Stored items from a collection:
⁂

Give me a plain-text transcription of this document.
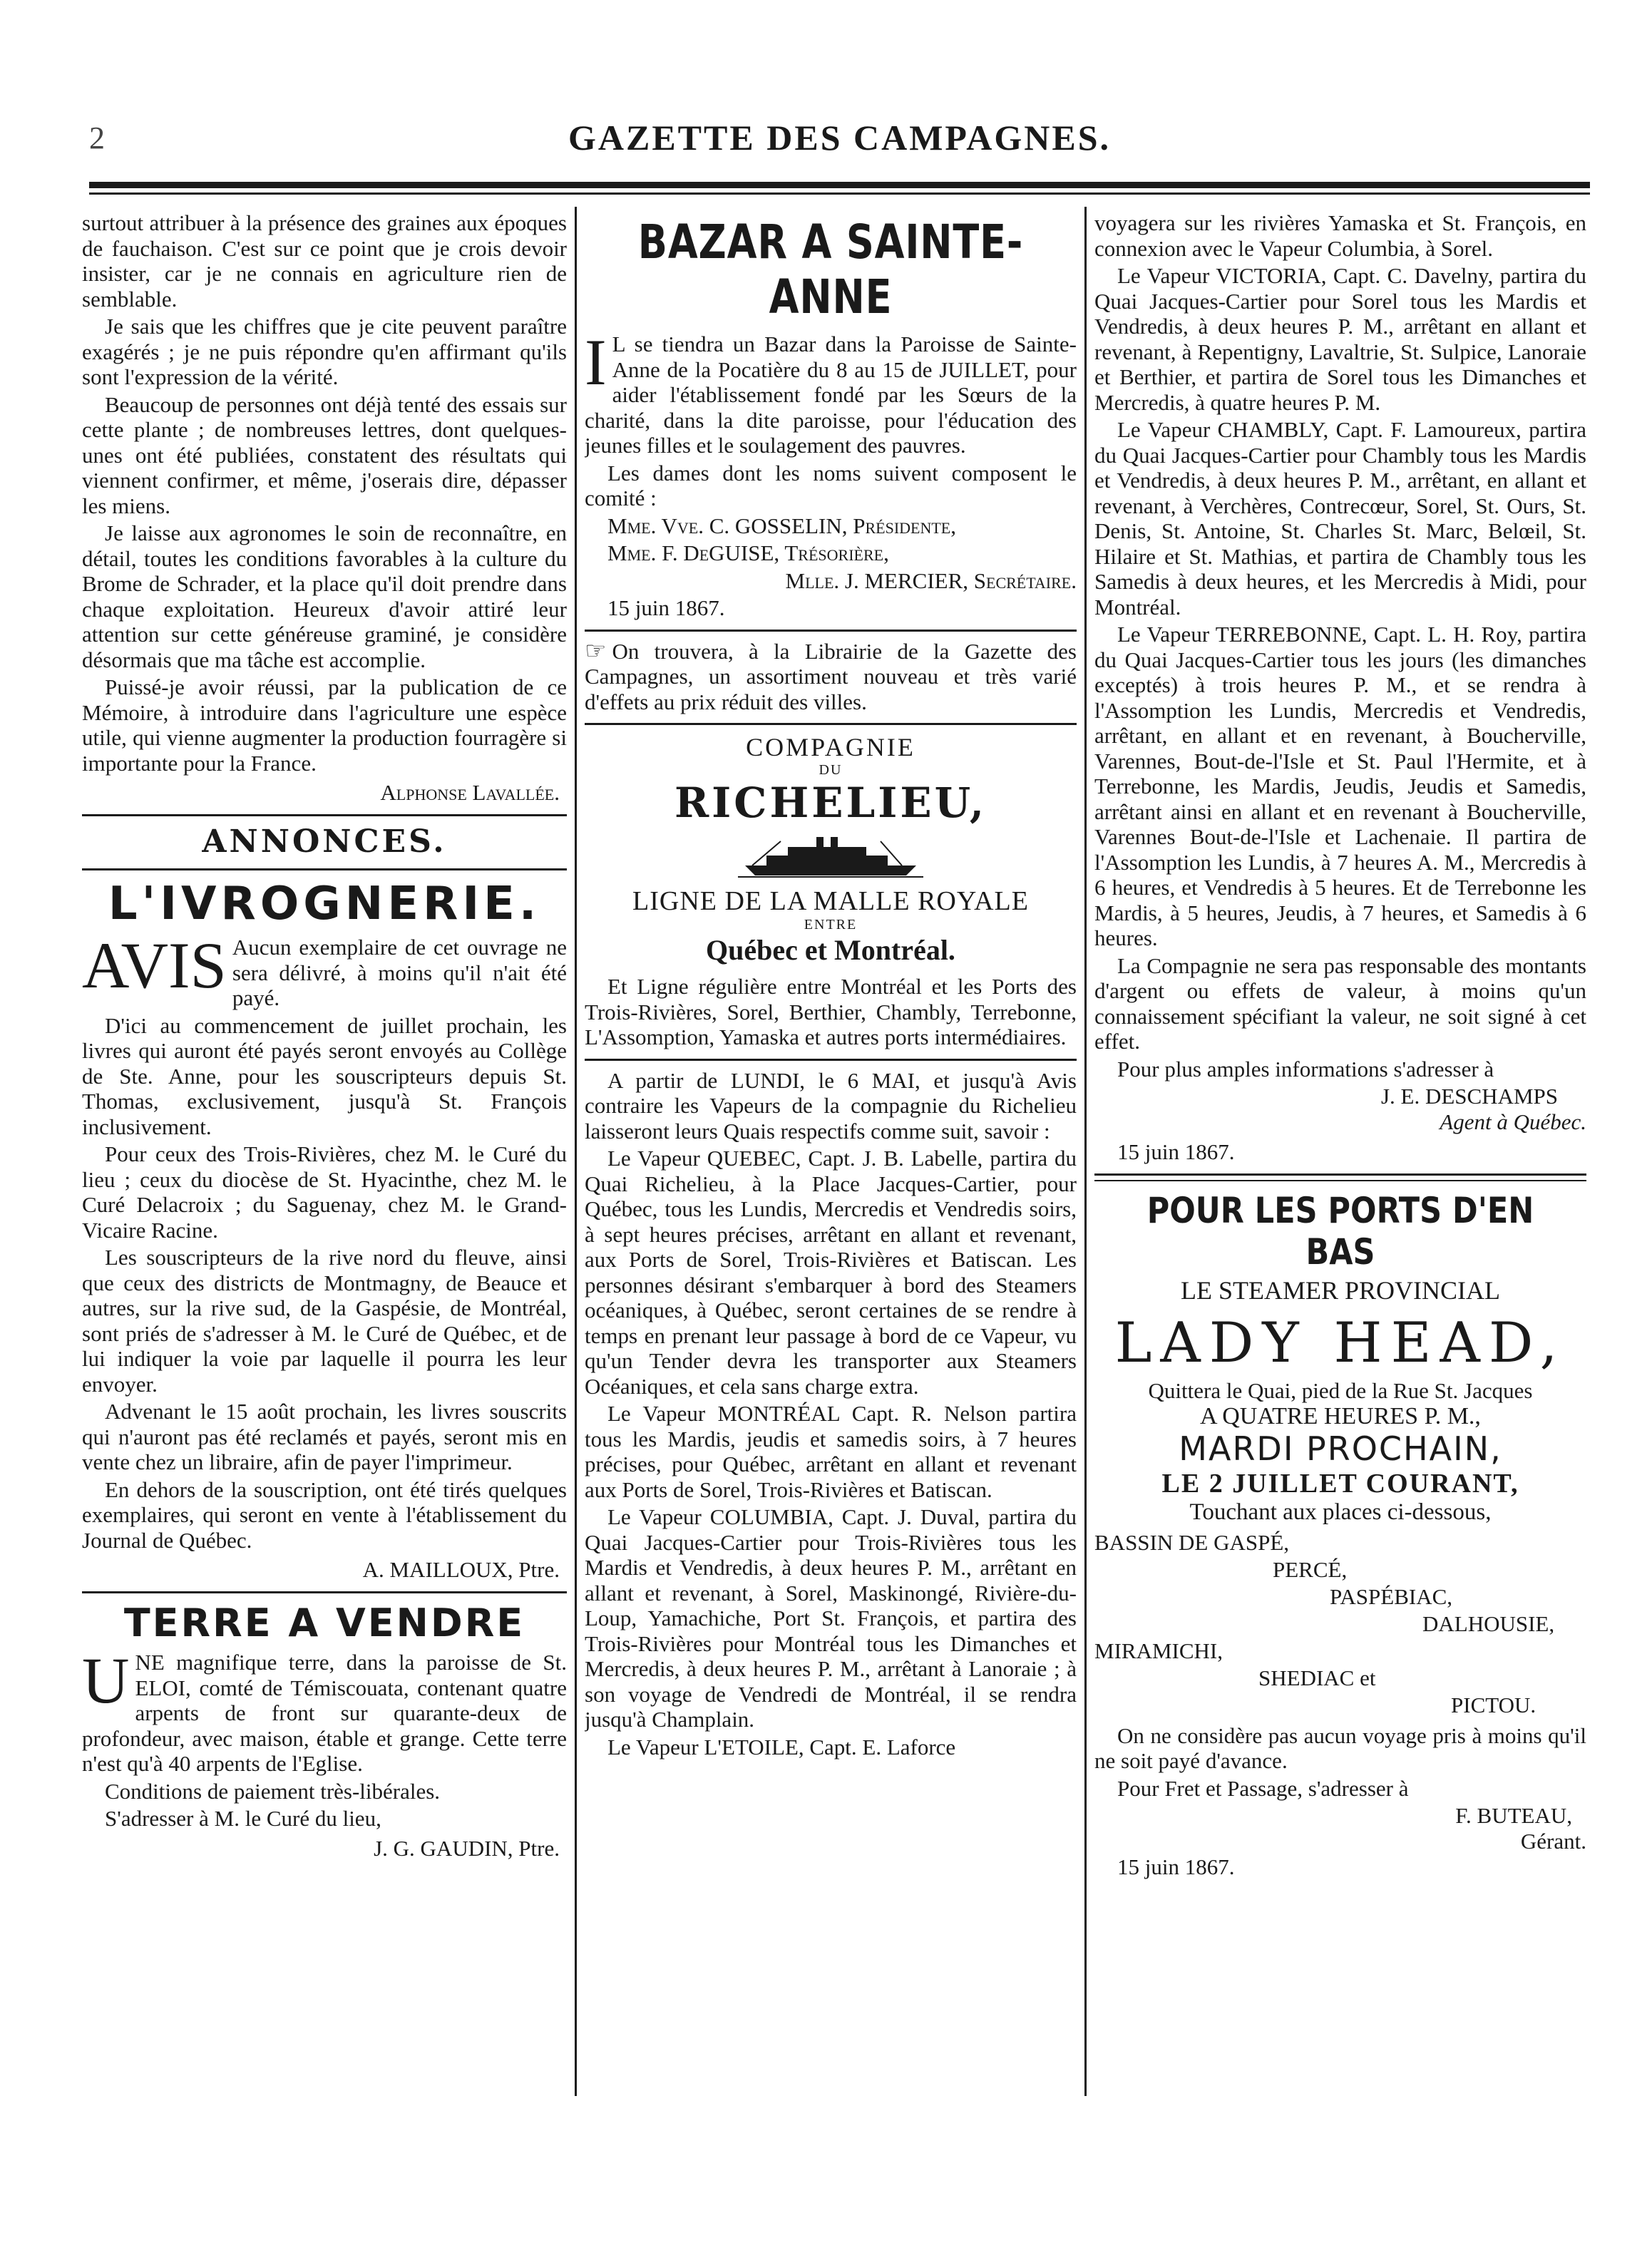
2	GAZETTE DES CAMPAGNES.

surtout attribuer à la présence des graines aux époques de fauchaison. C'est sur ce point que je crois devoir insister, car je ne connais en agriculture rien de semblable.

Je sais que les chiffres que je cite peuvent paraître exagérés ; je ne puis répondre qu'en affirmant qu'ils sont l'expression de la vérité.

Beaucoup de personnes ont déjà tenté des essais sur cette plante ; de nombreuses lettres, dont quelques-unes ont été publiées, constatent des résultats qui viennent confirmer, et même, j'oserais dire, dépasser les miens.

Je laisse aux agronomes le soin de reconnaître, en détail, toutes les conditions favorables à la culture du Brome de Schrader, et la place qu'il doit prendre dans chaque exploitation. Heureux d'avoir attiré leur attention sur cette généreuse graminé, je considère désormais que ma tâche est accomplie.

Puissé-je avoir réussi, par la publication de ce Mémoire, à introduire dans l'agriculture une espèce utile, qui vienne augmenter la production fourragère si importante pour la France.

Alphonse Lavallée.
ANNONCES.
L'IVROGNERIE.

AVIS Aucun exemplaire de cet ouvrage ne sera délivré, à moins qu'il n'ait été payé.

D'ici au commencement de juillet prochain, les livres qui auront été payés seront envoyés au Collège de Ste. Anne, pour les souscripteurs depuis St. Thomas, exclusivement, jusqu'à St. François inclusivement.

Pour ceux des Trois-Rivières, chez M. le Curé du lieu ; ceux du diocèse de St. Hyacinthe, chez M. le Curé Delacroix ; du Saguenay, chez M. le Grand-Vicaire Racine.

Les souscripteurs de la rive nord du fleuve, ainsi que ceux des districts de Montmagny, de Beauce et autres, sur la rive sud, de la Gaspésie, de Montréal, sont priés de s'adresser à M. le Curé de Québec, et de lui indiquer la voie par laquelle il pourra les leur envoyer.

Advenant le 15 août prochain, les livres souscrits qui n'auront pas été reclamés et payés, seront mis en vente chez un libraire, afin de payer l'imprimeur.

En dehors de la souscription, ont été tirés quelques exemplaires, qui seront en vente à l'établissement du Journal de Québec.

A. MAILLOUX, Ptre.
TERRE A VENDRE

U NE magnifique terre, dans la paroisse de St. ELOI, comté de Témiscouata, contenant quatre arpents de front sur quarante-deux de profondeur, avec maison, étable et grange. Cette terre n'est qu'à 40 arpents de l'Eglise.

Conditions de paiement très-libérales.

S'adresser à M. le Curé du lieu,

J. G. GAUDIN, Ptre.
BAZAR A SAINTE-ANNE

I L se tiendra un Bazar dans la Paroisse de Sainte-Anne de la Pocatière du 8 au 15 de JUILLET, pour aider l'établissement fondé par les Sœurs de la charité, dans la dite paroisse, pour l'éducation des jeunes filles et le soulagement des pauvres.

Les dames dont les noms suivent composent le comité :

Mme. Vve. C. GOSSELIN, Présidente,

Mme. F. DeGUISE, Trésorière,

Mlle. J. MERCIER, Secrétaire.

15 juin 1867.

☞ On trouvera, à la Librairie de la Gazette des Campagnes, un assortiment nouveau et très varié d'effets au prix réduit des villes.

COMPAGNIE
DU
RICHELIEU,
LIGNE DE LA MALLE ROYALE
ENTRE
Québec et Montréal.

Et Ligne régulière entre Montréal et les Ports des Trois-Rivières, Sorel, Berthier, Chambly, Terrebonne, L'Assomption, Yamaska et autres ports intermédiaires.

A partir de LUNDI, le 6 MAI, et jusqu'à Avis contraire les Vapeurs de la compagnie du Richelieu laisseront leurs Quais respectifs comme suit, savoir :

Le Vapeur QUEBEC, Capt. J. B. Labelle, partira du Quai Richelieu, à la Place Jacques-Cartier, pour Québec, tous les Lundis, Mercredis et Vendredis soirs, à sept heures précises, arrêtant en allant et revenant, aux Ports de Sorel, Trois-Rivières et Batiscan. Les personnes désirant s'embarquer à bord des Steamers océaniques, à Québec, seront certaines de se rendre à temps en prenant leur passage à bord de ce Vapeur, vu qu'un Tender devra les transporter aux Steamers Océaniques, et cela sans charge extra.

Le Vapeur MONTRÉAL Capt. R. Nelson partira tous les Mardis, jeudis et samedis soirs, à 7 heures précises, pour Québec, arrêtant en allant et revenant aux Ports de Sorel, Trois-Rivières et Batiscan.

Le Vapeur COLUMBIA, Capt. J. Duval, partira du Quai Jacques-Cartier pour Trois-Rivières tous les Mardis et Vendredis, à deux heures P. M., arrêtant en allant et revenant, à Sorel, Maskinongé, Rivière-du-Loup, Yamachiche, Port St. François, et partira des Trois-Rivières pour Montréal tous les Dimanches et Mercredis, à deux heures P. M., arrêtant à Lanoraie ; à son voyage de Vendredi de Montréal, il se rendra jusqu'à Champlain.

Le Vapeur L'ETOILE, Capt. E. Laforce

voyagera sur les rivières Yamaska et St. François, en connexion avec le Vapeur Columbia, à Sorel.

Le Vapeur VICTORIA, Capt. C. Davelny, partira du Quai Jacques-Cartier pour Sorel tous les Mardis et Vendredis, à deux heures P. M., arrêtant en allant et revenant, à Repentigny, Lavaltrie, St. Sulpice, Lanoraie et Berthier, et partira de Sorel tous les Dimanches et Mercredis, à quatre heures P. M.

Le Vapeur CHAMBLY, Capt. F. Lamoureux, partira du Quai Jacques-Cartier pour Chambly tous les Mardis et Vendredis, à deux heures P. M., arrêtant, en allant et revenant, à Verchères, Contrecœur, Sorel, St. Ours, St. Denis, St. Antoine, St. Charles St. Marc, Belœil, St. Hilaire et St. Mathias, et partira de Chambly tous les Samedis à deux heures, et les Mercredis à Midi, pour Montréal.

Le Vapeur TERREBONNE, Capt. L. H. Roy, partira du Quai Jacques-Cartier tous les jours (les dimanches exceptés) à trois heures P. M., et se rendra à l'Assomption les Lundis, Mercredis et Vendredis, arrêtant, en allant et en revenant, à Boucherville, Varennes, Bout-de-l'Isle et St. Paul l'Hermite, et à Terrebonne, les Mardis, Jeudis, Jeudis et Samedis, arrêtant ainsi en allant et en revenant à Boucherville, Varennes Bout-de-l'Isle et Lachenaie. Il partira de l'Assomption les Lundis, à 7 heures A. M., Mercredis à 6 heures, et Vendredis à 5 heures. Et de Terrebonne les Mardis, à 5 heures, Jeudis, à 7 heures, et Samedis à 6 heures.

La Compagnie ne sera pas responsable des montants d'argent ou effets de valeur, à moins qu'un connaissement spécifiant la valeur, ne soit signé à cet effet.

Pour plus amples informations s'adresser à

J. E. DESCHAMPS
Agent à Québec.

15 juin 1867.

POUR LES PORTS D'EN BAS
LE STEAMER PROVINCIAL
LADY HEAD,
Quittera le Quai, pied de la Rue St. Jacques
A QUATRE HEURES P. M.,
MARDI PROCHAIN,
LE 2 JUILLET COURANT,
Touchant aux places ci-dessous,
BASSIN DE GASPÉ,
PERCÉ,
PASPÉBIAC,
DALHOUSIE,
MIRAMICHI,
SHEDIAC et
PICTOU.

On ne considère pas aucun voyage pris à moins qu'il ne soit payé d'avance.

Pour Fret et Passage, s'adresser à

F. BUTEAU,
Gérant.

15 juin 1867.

⁂

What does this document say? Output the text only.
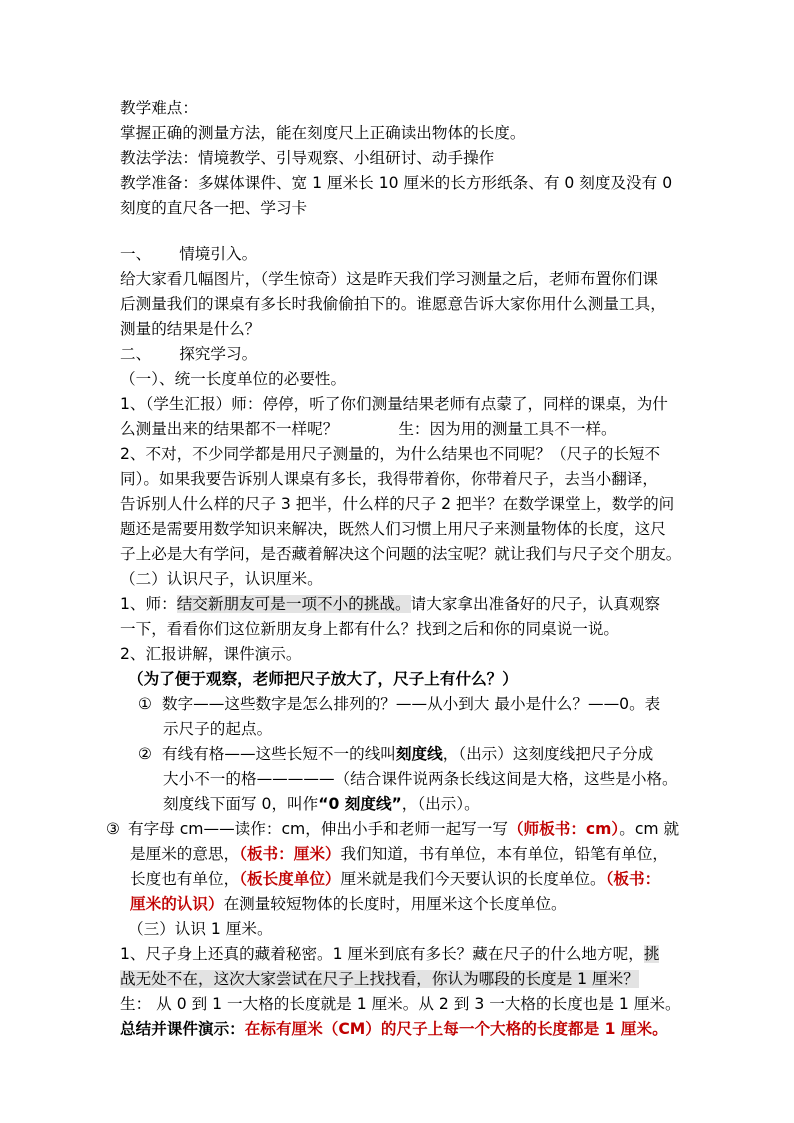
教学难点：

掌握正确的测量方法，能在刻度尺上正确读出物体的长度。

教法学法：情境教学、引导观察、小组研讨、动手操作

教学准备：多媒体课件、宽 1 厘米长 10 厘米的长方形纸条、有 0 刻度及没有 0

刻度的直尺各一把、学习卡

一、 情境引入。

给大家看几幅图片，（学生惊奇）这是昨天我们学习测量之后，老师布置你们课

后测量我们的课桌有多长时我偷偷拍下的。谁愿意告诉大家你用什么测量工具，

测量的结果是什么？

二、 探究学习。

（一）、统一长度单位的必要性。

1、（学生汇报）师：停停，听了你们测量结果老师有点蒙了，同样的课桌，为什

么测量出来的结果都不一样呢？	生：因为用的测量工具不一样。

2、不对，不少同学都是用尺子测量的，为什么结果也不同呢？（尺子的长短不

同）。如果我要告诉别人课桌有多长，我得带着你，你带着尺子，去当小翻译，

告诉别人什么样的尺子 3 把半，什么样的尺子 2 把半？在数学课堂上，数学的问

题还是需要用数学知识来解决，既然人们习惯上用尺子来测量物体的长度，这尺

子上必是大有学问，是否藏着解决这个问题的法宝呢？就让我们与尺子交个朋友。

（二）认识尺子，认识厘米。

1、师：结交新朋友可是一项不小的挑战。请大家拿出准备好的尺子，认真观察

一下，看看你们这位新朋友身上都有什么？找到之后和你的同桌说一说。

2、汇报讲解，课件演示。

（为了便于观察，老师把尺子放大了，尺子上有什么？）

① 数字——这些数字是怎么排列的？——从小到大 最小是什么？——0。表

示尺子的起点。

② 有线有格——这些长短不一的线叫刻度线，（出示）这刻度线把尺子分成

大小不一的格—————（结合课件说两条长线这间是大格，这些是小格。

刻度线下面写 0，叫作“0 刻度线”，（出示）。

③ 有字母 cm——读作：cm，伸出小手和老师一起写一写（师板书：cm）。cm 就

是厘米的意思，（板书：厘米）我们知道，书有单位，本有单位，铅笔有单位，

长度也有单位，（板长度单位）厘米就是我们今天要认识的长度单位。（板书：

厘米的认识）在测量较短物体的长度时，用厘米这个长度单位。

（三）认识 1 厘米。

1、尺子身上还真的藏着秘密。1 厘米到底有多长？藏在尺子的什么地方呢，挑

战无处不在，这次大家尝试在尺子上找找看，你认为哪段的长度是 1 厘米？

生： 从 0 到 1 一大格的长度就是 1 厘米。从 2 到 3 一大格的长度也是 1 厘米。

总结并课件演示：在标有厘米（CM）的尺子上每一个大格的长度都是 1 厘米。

⁂

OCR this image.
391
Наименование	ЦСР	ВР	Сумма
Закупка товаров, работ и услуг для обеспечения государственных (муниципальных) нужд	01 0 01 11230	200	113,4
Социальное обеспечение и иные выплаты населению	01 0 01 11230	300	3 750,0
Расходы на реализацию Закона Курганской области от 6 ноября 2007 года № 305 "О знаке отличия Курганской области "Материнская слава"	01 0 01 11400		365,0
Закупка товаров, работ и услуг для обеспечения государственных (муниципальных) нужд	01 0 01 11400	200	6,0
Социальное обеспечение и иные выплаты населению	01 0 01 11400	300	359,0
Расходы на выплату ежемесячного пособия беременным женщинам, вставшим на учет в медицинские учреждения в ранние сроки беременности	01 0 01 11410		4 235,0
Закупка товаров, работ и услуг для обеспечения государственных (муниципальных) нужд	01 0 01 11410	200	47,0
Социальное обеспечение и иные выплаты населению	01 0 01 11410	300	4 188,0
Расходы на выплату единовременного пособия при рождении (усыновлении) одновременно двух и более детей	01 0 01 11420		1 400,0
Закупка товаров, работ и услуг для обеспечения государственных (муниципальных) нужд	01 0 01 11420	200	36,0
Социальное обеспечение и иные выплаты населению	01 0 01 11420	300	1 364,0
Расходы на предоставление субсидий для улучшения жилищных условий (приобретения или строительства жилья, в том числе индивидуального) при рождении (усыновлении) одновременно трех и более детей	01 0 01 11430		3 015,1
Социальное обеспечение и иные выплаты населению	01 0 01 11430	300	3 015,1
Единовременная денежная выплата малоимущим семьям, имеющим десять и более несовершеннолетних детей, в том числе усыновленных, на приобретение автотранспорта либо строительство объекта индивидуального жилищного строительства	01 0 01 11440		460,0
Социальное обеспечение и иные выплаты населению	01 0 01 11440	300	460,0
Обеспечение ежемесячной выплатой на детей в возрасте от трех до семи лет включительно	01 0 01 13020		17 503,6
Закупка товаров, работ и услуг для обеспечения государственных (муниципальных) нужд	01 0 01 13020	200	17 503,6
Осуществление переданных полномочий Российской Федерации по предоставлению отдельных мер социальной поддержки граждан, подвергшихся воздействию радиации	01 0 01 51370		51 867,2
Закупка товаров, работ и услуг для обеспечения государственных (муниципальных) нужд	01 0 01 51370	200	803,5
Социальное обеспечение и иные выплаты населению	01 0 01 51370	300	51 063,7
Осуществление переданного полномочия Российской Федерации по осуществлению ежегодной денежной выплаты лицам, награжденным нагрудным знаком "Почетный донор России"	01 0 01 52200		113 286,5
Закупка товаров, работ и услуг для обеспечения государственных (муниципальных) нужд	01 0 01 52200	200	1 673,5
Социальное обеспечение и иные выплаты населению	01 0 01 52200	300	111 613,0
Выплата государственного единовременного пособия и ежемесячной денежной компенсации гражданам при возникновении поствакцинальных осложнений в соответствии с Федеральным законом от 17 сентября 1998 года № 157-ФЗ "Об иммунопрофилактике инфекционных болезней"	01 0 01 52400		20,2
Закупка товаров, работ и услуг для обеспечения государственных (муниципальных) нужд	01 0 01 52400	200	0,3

⁂

The word "text" appears in how many lines of the data? Answer with only the number.

2